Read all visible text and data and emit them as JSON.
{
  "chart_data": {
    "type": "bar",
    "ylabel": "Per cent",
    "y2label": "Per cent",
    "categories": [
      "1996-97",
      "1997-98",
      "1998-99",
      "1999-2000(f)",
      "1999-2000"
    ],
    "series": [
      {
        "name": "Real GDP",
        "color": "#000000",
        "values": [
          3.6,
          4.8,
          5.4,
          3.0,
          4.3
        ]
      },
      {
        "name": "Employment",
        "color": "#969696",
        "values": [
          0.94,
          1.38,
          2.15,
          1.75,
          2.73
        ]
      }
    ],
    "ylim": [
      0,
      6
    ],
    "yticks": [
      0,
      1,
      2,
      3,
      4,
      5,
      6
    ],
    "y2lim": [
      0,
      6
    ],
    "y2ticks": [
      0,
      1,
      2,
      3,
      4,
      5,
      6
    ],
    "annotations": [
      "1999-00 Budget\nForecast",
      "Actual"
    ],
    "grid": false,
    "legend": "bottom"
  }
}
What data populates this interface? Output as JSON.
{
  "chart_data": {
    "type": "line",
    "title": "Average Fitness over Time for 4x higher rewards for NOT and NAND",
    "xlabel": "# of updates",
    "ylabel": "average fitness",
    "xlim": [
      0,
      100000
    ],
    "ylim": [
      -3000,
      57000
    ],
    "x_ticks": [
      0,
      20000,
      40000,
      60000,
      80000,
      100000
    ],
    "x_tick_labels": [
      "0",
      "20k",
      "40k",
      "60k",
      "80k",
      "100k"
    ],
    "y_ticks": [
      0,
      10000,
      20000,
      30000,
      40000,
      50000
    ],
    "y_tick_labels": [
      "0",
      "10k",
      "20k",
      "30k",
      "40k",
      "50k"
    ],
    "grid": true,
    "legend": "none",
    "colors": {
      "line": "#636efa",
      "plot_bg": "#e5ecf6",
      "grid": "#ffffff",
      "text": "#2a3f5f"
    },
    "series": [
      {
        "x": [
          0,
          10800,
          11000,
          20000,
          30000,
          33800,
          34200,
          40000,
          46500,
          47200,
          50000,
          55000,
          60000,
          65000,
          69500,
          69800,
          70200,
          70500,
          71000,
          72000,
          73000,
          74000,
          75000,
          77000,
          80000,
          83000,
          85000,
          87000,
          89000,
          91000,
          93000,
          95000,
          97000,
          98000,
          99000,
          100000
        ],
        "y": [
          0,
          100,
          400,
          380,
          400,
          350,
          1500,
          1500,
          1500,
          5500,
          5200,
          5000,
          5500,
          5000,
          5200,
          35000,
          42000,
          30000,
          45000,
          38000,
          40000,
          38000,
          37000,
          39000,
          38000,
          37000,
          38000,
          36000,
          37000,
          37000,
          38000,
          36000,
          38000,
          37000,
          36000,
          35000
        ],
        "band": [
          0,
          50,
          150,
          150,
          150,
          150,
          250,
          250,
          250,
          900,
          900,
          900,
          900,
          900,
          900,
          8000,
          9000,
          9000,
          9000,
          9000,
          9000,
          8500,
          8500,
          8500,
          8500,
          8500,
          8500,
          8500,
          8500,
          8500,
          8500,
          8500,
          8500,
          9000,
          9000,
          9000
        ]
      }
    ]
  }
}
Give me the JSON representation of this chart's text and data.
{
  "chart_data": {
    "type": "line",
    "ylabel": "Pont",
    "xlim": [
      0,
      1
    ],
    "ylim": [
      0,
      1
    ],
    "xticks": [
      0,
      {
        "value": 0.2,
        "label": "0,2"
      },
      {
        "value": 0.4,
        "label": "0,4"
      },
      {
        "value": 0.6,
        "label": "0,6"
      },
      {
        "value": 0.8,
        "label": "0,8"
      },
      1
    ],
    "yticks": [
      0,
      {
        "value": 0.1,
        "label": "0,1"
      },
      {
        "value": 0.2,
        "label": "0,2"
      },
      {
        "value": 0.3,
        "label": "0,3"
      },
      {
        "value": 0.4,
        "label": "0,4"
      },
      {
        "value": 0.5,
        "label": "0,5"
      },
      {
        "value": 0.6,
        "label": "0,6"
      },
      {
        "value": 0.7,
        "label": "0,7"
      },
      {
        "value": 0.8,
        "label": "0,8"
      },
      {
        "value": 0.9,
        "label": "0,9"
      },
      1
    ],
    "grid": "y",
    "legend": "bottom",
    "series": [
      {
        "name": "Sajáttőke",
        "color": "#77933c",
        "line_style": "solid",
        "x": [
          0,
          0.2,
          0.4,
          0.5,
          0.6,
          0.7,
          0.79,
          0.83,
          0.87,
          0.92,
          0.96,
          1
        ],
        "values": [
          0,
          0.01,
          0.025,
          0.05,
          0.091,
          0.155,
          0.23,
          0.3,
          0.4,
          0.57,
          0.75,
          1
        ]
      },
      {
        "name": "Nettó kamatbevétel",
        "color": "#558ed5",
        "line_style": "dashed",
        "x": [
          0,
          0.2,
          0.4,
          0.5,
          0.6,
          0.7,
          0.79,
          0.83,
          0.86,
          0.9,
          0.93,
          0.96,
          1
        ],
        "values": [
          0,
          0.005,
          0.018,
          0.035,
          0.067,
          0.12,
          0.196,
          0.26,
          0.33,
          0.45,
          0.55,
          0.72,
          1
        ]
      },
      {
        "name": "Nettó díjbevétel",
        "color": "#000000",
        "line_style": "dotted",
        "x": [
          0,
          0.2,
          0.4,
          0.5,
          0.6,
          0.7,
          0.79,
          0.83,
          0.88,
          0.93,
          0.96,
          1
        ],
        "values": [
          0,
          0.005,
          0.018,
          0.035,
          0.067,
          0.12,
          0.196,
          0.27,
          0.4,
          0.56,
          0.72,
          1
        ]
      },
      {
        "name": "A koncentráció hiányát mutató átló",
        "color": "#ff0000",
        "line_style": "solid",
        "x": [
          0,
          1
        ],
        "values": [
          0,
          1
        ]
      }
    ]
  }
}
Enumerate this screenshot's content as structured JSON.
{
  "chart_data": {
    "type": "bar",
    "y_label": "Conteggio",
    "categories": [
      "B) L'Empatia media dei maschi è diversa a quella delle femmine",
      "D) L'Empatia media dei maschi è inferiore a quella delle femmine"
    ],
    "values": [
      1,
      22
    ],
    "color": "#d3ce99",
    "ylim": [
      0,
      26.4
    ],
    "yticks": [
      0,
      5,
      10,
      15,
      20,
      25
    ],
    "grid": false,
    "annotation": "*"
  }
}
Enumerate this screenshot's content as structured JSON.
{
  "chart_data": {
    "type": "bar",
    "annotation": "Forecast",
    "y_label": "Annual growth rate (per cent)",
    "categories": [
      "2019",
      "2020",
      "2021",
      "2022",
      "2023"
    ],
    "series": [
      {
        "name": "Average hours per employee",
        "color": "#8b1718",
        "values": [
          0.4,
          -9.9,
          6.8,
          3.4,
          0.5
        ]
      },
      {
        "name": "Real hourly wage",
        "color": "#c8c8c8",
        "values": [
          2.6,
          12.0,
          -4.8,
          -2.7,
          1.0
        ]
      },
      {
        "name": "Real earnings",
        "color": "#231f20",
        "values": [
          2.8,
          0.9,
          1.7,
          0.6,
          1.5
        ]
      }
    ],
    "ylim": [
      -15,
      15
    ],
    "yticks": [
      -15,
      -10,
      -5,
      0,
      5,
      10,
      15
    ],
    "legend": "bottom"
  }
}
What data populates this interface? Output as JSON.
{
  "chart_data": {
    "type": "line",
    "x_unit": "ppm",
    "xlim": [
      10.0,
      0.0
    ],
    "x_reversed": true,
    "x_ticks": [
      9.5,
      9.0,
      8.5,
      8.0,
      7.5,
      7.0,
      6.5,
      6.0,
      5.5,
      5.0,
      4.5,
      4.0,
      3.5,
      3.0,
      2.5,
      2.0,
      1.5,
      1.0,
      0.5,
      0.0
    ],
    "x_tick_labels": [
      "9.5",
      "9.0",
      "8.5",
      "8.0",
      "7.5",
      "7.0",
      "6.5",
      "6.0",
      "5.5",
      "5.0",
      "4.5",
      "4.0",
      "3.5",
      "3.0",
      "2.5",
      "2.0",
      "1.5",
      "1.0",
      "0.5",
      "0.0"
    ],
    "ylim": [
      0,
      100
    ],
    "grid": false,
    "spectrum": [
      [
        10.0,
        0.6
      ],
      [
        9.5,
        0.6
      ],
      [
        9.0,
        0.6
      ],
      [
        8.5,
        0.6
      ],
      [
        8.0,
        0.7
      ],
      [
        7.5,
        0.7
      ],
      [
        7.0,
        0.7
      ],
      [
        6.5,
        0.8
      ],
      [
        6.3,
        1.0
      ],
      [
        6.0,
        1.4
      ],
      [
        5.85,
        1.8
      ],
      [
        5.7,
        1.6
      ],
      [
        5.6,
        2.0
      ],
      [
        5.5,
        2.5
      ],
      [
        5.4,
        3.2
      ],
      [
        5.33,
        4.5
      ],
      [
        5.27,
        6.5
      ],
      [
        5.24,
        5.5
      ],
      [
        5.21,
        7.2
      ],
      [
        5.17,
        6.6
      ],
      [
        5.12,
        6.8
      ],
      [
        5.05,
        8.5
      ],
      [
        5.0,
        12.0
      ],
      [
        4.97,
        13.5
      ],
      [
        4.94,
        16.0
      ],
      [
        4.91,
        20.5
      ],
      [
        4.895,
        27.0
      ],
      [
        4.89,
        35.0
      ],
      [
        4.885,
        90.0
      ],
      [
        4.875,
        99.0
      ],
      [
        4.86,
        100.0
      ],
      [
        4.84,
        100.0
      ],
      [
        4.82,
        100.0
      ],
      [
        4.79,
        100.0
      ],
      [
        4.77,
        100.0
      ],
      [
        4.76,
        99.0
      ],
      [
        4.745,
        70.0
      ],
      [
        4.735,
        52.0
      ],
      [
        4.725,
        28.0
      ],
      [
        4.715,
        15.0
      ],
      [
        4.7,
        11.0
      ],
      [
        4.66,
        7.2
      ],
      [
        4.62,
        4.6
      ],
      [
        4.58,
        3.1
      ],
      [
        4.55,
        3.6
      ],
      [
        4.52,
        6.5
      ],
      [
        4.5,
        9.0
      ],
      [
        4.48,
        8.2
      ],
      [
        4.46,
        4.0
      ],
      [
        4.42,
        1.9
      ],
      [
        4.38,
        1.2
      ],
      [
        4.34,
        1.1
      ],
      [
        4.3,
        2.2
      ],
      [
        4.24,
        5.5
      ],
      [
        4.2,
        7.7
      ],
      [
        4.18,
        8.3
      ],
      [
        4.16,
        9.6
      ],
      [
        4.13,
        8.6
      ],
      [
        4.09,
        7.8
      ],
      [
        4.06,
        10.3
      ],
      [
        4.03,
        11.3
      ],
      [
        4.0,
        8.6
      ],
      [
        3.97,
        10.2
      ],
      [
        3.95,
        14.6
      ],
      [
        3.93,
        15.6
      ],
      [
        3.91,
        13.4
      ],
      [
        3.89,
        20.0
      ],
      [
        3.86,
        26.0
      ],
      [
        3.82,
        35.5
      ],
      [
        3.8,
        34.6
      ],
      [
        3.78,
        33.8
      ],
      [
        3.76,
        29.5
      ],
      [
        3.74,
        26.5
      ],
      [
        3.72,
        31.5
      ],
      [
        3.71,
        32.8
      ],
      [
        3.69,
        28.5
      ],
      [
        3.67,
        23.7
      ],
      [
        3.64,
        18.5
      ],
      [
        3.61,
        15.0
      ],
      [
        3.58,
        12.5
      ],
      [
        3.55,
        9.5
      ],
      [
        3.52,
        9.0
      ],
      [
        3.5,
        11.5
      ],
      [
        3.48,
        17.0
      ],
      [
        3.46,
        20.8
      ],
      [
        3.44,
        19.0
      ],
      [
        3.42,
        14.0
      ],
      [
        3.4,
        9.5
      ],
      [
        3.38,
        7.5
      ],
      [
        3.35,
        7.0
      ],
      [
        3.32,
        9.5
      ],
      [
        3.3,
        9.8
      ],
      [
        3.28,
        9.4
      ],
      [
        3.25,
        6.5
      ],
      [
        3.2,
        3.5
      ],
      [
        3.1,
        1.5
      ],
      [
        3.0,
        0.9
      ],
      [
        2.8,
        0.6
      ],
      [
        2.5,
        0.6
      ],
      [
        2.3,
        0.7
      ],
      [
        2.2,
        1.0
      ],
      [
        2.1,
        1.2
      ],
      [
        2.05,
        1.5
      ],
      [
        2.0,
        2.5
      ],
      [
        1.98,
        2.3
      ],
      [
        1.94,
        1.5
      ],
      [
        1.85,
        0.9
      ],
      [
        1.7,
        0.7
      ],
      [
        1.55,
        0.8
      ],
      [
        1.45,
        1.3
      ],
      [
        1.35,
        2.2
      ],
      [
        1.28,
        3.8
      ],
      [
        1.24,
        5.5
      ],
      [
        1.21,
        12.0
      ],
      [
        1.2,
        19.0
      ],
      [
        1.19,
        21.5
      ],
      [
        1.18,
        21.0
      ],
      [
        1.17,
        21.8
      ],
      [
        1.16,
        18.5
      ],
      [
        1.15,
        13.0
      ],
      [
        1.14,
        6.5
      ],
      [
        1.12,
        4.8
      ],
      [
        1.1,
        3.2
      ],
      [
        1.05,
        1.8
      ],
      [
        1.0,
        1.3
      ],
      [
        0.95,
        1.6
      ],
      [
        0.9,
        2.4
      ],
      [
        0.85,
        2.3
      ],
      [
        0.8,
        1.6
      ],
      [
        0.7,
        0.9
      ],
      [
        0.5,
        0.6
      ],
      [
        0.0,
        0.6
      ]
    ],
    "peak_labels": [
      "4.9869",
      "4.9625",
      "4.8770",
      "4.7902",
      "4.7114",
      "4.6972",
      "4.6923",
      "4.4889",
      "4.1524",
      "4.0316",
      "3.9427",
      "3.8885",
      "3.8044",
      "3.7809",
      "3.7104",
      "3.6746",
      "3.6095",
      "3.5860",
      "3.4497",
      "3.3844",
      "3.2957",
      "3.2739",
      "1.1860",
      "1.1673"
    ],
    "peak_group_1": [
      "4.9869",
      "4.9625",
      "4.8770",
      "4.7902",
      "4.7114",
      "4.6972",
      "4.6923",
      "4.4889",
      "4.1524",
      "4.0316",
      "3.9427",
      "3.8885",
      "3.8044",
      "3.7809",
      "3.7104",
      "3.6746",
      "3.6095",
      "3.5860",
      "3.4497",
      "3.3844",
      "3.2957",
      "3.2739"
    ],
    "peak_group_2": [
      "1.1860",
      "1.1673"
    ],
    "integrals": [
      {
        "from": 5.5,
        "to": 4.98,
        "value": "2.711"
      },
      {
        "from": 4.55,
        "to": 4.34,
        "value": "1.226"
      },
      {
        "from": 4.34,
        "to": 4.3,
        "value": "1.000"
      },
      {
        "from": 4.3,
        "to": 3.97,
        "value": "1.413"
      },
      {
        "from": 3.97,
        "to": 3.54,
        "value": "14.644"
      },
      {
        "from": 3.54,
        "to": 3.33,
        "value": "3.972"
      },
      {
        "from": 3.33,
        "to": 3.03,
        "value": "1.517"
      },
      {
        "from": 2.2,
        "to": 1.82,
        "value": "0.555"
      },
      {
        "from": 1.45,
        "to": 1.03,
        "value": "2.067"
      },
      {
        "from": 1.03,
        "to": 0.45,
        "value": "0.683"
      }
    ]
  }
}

# # # #

| THE REQUEST |
Output nothing but the number of lines in the data containing the string "media".

| SOLUTION TO THIS EXERCISE |
2